*** Begin section ***

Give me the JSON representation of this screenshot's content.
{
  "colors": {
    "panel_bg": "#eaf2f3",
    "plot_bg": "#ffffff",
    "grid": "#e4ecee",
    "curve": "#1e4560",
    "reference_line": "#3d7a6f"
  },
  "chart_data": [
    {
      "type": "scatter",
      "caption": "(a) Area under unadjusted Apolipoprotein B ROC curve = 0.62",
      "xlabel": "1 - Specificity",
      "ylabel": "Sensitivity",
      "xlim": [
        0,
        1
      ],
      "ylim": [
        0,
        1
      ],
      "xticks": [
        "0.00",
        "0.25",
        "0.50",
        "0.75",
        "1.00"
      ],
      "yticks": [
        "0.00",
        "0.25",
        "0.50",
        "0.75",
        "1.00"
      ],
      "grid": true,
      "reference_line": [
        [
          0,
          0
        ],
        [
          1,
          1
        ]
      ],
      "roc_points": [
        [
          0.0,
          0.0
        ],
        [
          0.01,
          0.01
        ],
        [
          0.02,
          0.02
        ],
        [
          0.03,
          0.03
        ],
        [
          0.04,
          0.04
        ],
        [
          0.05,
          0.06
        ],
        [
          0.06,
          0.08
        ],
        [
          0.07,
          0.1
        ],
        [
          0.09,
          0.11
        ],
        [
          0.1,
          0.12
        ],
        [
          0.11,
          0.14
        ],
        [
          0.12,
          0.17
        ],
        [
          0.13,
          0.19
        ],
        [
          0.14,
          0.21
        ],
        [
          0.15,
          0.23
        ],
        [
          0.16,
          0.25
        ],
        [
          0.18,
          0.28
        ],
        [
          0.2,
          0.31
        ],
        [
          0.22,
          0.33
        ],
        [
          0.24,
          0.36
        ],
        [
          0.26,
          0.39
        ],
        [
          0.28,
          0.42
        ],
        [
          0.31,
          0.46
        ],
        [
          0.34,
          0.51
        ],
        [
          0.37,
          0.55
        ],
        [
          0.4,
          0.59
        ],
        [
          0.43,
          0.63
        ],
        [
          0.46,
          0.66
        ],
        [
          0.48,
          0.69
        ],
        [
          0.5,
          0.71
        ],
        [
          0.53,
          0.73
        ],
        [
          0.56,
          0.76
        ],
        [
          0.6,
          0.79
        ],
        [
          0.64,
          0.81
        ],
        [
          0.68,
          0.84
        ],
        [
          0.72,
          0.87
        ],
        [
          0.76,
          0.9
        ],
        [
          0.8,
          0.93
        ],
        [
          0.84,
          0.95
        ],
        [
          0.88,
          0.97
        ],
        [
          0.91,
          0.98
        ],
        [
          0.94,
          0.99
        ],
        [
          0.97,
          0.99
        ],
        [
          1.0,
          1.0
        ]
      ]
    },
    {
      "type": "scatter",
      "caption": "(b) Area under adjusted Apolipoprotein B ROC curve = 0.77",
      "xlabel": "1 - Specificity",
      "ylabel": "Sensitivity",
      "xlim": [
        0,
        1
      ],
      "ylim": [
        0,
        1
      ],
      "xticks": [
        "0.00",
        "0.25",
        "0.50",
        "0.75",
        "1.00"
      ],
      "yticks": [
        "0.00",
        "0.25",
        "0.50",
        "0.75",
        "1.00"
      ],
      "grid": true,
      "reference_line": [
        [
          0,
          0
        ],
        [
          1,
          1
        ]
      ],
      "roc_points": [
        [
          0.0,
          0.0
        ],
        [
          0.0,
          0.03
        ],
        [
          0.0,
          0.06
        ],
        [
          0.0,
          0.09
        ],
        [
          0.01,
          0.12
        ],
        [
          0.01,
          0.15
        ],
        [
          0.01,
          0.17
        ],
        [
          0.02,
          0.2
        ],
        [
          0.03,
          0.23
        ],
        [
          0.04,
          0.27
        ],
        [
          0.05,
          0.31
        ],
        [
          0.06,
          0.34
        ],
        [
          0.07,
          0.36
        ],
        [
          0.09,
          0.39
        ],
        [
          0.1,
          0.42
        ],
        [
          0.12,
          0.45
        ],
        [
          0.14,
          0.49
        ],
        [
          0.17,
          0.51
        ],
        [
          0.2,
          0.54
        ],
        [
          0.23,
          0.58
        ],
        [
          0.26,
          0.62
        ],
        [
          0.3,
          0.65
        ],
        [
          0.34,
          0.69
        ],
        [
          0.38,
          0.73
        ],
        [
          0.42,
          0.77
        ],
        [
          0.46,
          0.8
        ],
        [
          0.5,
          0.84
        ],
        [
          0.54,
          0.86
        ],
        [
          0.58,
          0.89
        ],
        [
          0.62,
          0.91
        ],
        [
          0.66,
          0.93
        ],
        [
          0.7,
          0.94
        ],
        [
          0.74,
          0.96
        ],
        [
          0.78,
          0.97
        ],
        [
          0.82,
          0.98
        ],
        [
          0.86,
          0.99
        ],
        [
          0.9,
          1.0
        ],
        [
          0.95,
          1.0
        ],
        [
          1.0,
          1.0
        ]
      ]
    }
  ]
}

*** End section ***

What to work on. Set down the complete listing once more, exactly as it appears.

Output for this task.
Give me the JSON representation of this screenshot's content.
{
  "colors": {
    "panel_bg": "#eaf2f3",
    "plot_bg": "#ffffff",
    "grid": "#e4ecee",
    "curve": "#1e4560",
    "reference_line": "#3d7a6f"
  },
  "chart_data": [
    {
      "type": "scatter",
      "caption": "(a) Area under unadjusted Apolipoprotein B ROC curve = 0.62",
      "xlabel": "1 - Specificity",
      "ylabel": "Sensitivity",
      "xlim": [
        0,
        1
      ],
      "ylim": [
        0,
        1
      ],
      "xticks": [
        "0.00",
        "0.25",
        "0.50",
        "0.75",
        "1.00"
      ],
      "yticks": [
        "0.00",
        "0.25",
        "0.50",
        "0.75",
        "1.00"
      ],
      "grid": true,
      "reference_line": [
        [
          0,
          0
        ],
        [
          1,
          1
        ]
      ],
      "roc_points": [
        [
          0.0,
          0.0
        ],
        [
          0.01,
          0.01
        ],
        [
          0.02,
          0.02
        ],
        [
          0.03,
          0.03
        ],
        [
          0.04,
          0.04
        ],
        [
          0.05,
          0.06
        ],
        [
          0.06,
          0.08
        ],
        [
          0.07,
          0.1
        ],
        [
          0.09,
          0.11
        ],
        [
          0.1,
          0.12
        ],
        [
          0.11,
          0.14
        ],
        [
          0.12,
          0.17
        ],
        [
          0.13,
          0.19
        ],
        [
          0.14,
          0.21
        ],
        [
          0.15,
          0.23
        ],
        [
          0.16,
          0.25
        ],
        [
          0.18,
          0.28
        ],
        [
          0.2,
          0.31
        ],
        [
          0.22,
          0.33
        ],
        [
          0.24,
          0.36
        ],
        [
          0.26,
          0.39
        ],
        [
          0.28,
          0.42
        ],
        [
          0.31,
          0.46
        ],
        [
          0.34,
          0.51
        ],
        [
          0.37,
          0.55
        ],
        [
          0.4,
          0.59
        ],
        [
          0.43,
          0.63
        ],
        [
          0.46,
          0.66
        ],
        [
          0.48,
          0.69
        ],
        [
          0.5,
          0.71
        ],
        [
          0.53,
          0.73
        ],
        [
          0.56,
          0.76
        ],
        [
          0.6,
          0.79
        ],
        [
          0.64,
          0.81
        ],
        [
          0.68,
          0.84
        ],
        [
          0.72,
          0.87
        ],
        [
          0.76,
          0.9
        ],
        [
          0.8,
          0.93
        ],
        [
          0.84,
          0.95
        ],
        [
          0.88,
          0.97
        ],
        [
          0.91,
          0.98
        ],
        [
          0.94,
          0.99
        ],
        [
          0.97,
          0.99
        ],
        [
          1.0,
          1.0
        ]
      ]
    },
    {
      "type": "scatter",
      "caption": "(b) Area under adjusted Apolipoprotein B ROC curve = 0.77",
      "xlabel": "1 - Specificity",
      "ylabel": "Sensitivity",
      "xlim": [
        0,
        1
      ],
      "ylim": [
        0,
        1
      ],
      "xticks": [
        "0.00",
        "0.25",
        "0.50",
        "0.75",
        "1.00"
      ],
      "yticks": [
        "0.00",
        "0.25",
        "0.50",
        "0.75",
        "1.00"
      ],
      "grid": true,
      "reference_line": [
        [
          0,
          0
        ],
        [
          1,
          1
        ]
      ],
      "roc_points": [
        [
          0.0,
          0.0
        ],
        [
          0.0,
          0.03
        ],
        [
          0.0,
          0.06
        ],
        [
          0.0,
          0.09
        ],
        [
          0.01,
          0.12
        ],
        [
          0.01,
          0.15
        ],
        [
          0.01,
          0.17
        ],
        [
          0.02,
          0.2
        ],
        [
          0.03,
          0.23
        ],
        [
          0.04,
          0.27
        ],
        [
          0.05,
          0.31
        ],
        [
          0.06,
          0.34
        ],
        [
          0.07,
          0.36
        ],
        [
          0.09,
          0.39
        ],
        [
          0.1,
          0.42
        ],
        [
          0.12,
          0.45
        ],
        [
          0.14,
          0.49
        ],
        [
          0.17,
          0.51
        ],
        [
          0.2,
          0.54
        ],
        [
          0.23,
          0.58
        ],
        [
          0.26,
          0.62
        ],
        [
          0.3,
          0.65
        ],
        [
          0.34,
          0.69
        ],
        [
          0.38,
          0.73
        ],
        [
          0.42,
          0.77
        ],
        [
          0.46,
          0.8
        ],
        [
          0.5,
          0.84
        ],
        [
          0.54,
          0.86
        ],
        [
          0.58,
          0.89
        ],
        [
          0.62,
          0.91
        ],
        [
          0.66,
          0.93
        ],
        [
          0.7,
          0.94
        ],
        [
          0.74,
          0.96
        ],
        [
          0.78,
          0.97
        ],
        [
          0.82,
          0.98
        ],
        [
          0.86,
          0.99
        ],
        [
          0.9,
          1.0
        ],
        [
          0.95,
          1.0
        ],
        [
          1.0,
          1.0
        ]
      ]
    }
  ]
}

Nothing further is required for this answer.